● Work to do: Extract each line containing the string "seed".

[start of Data in this exercise]

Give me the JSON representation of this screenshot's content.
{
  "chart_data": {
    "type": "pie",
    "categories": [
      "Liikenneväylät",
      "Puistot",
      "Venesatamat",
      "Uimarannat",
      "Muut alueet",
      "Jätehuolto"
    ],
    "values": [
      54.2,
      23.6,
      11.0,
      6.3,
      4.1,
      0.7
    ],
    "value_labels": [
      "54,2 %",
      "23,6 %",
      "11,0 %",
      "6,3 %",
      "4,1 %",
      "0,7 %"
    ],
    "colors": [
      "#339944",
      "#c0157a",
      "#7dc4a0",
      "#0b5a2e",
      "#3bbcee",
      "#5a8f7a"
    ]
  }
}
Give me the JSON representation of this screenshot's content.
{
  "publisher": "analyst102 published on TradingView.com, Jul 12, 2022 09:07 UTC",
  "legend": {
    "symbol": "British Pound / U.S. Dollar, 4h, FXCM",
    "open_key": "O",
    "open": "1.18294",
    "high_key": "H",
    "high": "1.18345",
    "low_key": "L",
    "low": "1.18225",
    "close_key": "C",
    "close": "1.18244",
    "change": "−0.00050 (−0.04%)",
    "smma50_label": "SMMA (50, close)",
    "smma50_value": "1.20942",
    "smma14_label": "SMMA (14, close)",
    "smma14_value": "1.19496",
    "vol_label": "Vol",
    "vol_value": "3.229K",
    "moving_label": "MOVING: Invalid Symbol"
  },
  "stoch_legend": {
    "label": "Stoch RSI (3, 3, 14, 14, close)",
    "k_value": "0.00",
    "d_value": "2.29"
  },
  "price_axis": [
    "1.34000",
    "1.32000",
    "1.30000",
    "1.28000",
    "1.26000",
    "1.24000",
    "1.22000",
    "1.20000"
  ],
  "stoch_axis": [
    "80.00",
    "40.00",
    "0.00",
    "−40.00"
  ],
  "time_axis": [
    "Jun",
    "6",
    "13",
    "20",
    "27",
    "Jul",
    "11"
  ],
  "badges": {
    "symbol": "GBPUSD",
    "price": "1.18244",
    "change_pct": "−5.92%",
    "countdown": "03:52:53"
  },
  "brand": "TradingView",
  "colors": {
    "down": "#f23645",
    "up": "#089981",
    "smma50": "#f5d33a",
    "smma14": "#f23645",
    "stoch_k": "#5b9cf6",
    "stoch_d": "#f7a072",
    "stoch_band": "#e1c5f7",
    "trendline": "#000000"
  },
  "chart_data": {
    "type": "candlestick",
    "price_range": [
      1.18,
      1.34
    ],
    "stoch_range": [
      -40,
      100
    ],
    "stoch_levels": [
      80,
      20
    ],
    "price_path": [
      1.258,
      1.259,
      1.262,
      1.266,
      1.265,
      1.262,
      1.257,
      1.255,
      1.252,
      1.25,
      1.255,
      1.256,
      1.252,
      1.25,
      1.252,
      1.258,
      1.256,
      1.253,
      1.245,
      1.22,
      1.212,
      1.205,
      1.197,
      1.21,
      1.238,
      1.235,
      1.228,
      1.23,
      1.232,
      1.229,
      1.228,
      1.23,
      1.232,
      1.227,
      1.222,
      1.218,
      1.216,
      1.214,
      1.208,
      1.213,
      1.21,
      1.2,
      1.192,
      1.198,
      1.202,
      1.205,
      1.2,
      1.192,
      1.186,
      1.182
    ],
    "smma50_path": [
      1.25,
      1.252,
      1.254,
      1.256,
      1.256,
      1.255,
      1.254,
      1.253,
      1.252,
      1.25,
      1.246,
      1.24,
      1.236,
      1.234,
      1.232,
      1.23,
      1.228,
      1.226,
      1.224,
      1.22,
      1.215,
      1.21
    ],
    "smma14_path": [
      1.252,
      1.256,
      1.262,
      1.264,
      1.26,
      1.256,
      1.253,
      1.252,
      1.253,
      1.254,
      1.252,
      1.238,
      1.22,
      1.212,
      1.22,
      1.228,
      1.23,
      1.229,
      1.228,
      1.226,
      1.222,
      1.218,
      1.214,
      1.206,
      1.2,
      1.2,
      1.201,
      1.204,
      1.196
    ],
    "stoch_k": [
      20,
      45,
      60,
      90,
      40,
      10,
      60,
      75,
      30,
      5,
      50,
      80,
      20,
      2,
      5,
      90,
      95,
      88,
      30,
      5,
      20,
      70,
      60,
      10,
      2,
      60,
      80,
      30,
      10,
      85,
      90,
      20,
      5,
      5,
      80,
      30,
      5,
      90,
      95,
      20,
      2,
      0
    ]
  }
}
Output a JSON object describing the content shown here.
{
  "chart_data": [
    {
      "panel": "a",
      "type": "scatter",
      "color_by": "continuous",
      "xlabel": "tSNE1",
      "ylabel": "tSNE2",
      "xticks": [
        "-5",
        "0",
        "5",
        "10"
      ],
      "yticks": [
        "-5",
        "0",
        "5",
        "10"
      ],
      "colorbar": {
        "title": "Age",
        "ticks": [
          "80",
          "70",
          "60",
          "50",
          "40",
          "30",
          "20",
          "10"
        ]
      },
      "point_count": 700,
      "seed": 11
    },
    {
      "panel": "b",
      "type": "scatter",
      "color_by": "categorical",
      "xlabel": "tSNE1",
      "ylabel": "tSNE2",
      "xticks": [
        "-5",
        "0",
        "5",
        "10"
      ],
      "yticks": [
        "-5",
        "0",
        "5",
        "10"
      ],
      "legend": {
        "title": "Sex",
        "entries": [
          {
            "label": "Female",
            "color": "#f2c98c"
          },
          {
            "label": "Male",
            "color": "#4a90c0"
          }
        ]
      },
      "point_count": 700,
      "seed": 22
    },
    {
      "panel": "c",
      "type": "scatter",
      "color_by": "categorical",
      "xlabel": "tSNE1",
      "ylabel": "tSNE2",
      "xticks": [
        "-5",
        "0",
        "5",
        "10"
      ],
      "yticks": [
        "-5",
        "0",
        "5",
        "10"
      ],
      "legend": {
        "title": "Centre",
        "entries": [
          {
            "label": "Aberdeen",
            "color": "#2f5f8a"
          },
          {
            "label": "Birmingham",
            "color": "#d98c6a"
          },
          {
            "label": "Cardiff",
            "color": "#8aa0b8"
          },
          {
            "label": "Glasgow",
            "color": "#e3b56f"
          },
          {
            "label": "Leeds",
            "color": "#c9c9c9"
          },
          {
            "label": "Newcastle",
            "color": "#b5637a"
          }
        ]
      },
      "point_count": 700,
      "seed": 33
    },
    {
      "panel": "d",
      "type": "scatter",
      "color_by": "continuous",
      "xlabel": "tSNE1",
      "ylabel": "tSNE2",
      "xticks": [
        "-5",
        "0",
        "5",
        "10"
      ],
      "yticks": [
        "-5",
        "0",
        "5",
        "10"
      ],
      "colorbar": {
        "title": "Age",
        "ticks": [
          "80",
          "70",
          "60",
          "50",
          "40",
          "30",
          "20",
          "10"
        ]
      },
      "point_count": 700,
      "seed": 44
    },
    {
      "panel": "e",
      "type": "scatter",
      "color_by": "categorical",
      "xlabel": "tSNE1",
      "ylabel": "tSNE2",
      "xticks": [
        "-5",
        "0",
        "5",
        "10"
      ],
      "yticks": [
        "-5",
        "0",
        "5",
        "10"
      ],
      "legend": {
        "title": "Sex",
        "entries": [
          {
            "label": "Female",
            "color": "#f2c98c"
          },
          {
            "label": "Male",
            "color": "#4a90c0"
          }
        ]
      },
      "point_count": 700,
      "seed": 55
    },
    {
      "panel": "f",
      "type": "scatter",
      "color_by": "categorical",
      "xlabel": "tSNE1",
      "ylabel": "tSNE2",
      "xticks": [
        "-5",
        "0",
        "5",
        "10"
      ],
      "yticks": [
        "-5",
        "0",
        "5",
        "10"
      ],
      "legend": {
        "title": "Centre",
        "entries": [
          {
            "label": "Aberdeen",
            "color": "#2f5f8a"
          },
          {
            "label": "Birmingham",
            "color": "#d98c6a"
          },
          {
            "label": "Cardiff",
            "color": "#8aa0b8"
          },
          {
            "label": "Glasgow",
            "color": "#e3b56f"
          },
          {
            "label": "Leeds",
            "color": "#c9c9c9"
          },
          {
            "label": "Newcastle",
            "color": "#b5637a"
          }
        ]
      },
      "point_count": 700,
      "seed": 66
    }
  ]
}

[end of Data in this exercise]

● The response:
      "seed": 11
      "seed": 22
      "seed": 33
      "seed": 44
      "seed": 55
      "seed": 66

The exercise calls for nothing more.